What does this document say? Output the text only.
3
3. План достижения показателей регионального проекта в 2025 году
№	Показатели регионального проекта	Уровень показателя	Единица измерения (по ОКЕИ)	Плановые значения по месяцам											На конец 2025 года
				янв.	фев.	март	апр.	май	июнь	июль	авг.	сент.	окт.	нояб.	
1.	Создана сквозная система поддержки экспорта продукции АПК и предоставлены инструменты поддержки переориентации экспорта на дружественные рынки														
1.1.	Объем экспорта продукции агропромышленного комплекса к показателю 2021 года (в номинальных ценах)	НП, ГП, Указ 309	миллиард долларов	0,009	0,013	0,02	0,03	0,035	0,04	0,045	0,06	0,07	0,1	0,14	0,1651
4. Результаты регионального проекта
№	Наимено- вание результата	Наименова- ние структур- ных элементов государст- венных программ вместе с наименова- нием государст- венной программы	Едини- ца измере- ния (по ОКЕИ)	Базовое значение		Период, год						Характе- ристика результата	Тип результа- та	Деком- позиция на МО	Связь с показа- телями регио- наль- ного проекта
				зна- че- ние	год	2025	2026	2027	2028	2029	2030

☆ ☆ ☆

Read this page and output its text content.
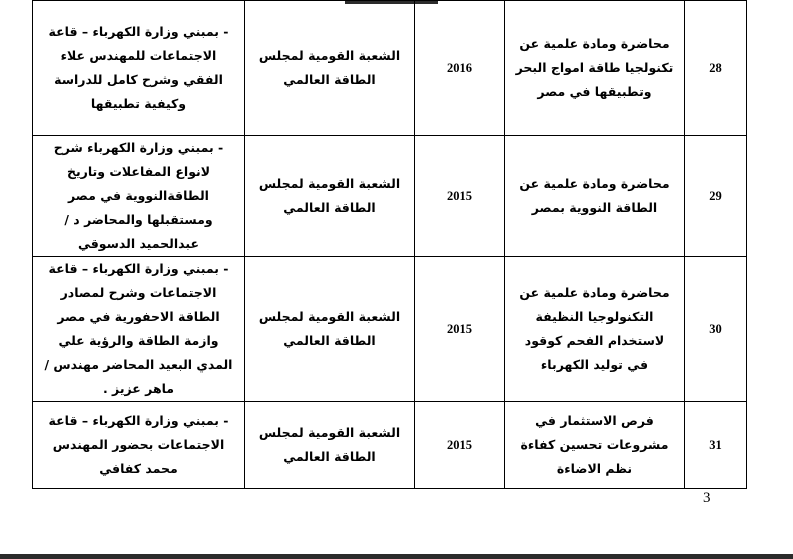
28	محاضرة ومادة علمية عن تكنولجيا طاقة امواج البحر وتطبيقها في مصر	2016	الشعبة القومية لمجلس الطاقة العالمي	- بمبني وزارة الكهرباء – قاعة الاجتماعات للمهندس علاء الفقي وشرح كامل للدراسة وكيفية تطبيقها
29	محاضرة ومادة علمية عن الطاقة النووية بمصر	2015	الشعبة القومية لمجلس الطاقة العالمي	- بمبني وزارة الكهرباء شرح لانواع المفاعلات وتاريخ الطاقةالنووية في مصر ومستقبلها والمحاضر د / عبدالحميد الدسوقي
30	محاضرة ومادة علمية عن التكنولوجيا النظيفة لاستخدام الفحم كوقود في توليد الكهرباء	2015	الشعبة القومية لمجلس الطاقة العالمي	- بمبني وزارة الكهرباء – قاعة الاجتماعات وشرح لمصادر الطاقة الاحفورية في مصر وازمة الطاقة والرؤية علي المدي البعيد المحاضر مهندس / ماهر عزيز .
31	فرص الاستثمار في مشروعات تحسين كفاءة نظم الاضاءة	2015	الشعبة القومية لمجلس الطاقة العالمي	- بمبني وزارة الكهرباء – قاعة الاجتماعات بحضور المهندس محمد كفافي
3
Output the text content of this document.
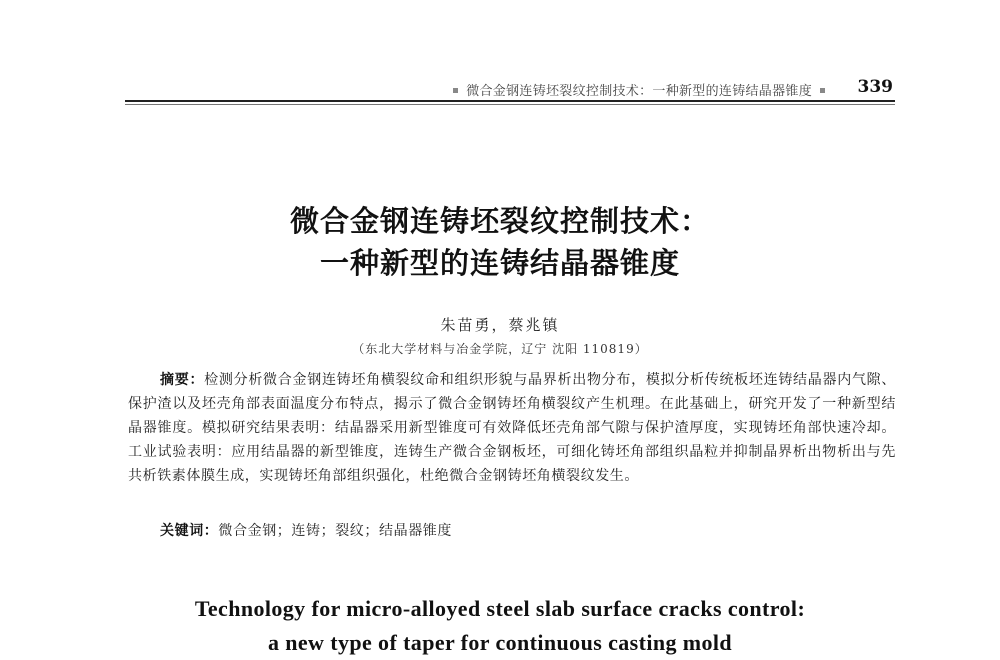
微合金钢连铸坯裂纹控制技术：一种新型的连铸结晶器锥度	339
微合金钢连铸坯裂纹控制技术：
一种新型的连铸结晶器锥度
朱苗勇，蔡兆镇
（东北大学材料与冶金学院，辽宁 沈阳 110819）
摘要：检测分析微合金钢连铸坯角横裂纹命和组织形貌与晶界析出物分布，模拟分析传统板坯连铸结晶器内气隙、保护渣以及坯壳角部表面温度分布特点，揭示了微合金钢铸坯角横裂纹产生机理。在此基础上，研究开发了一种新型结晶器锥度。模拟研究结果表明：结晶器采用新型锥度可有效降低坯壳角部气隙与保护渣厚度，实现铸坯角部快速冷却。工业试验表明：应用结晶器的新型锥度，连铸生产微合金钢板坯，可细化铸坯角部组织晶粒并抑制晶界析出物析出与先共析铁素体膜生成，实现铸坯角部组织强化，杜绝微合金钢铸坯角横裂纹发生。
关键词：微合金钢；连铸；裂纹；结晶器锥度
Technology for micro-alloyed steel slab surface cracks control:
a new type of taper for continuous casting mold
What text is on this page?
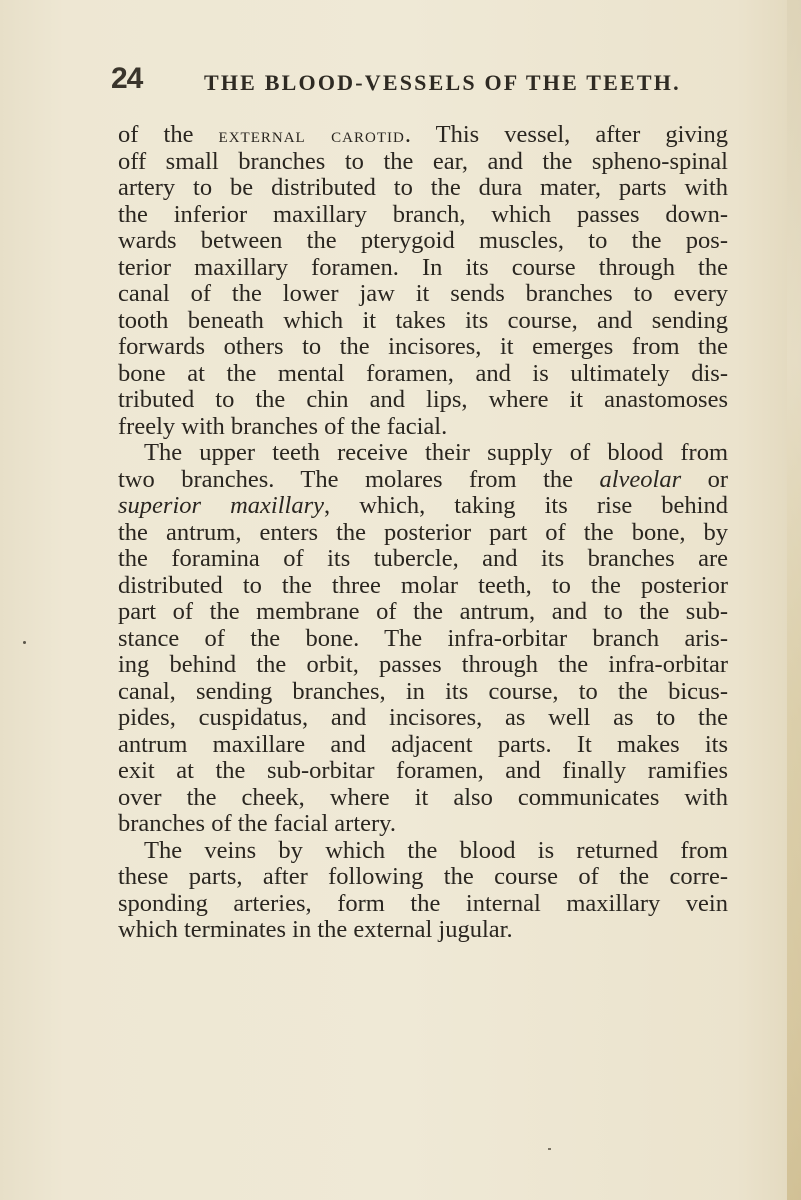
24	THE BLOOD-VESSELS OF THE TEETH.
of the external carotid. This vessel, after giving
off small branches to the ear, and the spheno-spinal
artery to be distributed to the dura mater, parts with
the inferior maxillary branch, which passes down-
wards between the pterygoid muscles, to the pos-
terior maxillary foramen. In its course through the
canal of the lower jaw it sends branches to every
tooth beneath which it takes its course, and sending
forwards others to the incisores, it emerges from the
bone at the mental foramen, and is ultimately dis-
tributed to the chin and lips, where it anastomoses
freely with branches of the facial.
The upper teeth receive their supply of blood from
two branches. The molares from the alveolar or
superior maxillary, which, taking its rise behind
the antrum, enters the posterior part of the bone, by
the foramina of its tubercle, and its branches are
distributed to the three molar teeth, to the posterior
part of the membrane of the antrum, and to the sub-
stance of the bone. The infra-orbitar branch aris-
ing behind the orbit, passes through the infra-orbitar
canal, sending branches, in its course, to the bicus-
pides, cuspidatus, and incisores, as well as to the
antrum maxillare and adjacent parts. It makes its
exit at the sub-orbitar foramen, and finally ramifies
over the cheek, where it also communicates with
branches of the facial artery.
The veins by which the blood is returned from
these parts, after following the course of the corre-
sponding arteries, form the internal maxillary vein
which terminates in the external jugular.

☆ ☆ ☆

**GIVEN PROBLEM**
Take every line that includes the string "page" and copy it.

**ANSWER TO THIS EXERCISE**
Read this page and output its text content.
What text is on this page?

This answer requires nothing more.